首先得有一台部署好了的BigInsights服务器

一、安装插件(注意Eclipse的版本,这里是Juno-4.2)

Eclipse -> Help -> Install New Software -> Add

填写插件名与插件下载地址,下载地址可以根据服务器引导获取

在浏览器中 http:// 加上服务器IP与8080端口号进入服务器,找到引导,如下图:

 

二、新建工程

Eclipse -> New -> BigInsights -> BigInsights Project

Eclipse -> New -> BigInsights -> Java MapReduce Program

假如创建了一个工程aaaaaa,想把WordCount程序放在这个项目中,就如下图:

1. Mapper类

后面四个选项表示输入与输出的<K, V>类型,WordCount程序通常是Text为输入,IntWritable为输出

2. Reducer类

3. Driver类

 

三、编码(注意包名)

1. Mapper

package znufe.wordcount;

import java.io.IOException;
import java.util.StringTokenizer;
import org.apache.hadoop.io.Text;
import org.apache.hadoop.io.IntWritable;
import org.apache.hadoop.mapreduce.Mapper;

public class WordMapper extends Mapper<Object, Text, Text, IntWritable> {

    private final static IntWritable one = new IntWritable(1);
    private Text word = new Text();
    @Override
    public void map(Object key, Text value, Context context)
            throws IOException, InterruptedException {
        StringTokenizer itr = new StringTokenizer(value.toString());
        while (itr.hasMoreTokens()) {
            word.set(itr.nextToken());
            context.write(word,  one);
        }
    }

}

2. Reducer

package znufe.wordcount;

import java.io.IOException;
import org.apache.hadoop.io.Text;
import org.apache.hadoop.io.IntWritable;
import org.apache.hadoop.mapreduce.Reducer;

public class WordReducer extends Reducer<Text, IntWritable, Text, IntWritable> {
    private IntWritable result = new IntWritable();
    public void reduce(Text key, Iterable<IntWritable> values, Context context)
            throws IOException, InterruptedException {
        int sum = 0;
        for (IntWritable val : values) {
            sum += val.get();
        }
        result.set(sum);
        context.write(key, result);
    }

}

3. Driver

package znufe.wordcount;

import org.apache.hadoop.io.Text;
import org.apache.hadoop.conf.Configuration;
import org.apache.hadoop.fs.Path;
import org.apache.hadoop.io.IntWritable;
import org.apache.hadoop.mapreduce.Job;
import org.apache.hadoop.mapreduce.lib.input.FileInputFormat;
import org.apache.hadoop.mapreduce.lib.output.FileOutputFormat;
import org.apache.hadoop.util.GenericOptionsParser;

public class WordMain {

    public static void main(String[] args) throws Exception {
        Configuration conf = new Configuration();
        // Use programArgs array to retrieve program arguments.

▸ 原始记录
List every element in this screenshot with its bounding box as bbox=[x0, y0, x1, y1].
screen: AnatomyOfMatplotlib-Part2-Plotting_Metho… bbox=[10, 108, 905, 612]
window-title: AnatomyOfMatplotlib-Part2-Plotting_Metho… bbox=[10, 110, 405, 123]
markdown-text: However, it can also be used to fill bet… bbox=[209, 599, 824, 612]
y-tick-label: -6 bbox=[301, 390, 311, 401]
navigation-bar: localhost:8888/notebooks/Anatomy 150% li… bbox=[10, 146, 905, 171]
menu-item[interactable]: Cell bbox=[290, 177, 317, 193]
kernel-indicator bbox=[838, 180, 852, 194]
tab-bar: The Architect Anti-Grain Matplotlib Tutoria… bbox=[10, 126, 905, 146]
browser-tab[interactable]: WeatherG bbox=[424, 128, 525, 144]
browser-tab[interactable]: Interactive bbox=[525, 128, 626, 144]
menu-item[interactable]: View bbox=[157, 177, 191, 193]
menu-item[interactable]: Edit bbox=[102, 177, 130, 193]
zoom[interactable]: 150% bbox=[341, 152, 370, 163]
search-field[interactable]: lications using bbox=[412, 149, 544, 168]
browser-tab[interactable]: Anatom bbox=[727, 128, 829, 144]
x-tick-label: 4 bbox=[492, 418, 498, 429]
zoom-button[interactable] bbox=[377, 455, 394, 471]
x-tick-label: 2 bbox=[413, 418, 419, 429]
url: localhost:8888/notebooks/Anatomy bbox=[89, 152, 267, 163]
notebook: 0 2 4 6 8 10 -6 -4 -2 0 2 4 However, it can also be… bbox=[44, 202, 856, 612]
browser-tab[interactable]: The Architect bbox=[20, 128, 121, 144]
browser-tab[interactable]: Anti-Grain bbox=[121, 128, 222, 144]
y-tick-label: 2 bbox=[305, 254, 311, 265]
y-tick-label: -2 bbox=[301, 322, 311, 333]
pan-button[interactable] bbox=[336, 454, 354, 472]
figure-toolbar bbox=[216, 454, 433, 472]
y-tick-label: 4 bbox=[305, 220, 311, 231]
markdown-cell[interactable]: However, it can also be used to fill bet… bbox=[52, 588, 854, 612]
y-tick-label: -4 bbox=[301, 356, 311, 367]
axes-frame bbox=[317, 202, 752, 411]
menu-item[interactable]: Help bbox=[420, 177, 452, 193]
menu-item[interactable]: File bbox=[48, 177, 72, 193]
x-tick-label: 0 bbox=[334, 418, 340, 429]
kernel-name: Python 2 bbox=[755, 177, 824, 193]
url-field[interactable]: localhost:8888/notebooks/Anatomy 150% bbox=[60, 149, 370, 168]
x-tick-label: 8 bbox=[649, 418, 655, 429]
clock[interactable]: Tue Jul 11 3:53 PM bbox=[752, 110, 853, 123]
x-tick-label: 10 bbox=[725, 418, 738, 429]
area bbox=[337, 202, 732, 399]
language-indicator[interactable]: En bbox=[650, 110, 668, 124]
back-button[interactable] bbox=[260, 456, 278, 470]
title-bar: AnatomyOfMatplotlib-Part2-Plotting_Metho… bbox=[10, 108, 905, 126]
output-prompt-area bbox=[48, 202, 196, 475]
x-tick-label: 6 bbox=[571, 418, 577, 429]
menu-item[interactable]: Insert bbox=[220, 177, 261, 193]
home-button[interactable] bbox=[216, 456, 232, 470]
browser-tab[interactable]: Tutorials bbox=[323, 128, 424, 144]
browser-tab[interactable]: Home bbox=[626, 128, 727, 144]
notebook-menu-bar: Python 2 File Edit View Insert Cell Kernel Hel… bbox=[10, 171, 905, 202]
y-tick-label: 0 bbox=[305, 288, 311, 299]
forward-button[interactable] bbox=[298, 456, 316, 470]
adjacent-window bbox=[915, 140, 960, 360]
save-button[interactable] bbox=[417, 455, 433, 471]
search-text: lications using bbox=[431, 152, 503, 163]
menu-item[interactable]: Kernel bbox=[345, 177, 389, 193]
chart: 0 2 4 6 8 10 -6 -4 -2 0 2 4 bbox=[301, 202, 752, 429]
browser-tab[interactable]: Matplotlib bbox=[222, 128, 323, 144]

▸ 你的任务
(1) 把这篇 WordCount 教程中介于“private final static”和“value, Context context)”之间的文字逐字复述出来，首尾都包括在内。
(2) 请原样引用记录中从第一行到含有“kernel-indicator bbox=[838, 180, 852, 194]”的那一行为止的各行，首尾两行都算在内，其余不引。

▸ 各题答案
(1)
private final static IntWritable one = new IntWritable(1);
    private Text word = new Text();
    @Override
    public void map(Object key, Text value, Context context)

(2)
List every element in this screenshot with its bounding box as bbox=[x0, y0, x1, y1].
screen: AnatomyOfMatplotlib-Part2-Plotting_Metho… bbox=[10, 108, 905, 612]
window-title: AnatomyOfMatplotlib-Part2-Plotting_Metho… bbox=[10, 110, 405, 123]
markdown-text: However, it can also be used to fill bet… bbox=[209, 599, 824, 612]
y-tick-label: -6 bbox=[301, 390, 311, 401]
navigation-bar: localhost:8888/notebooks/Anatomy 150% li… bbox=[10, 146, 905, 171]
menu-item[interactable]: Cell bbox=[290, 177, 317, 193]
kernel-indicator bbox=[838, 180, 852, 194]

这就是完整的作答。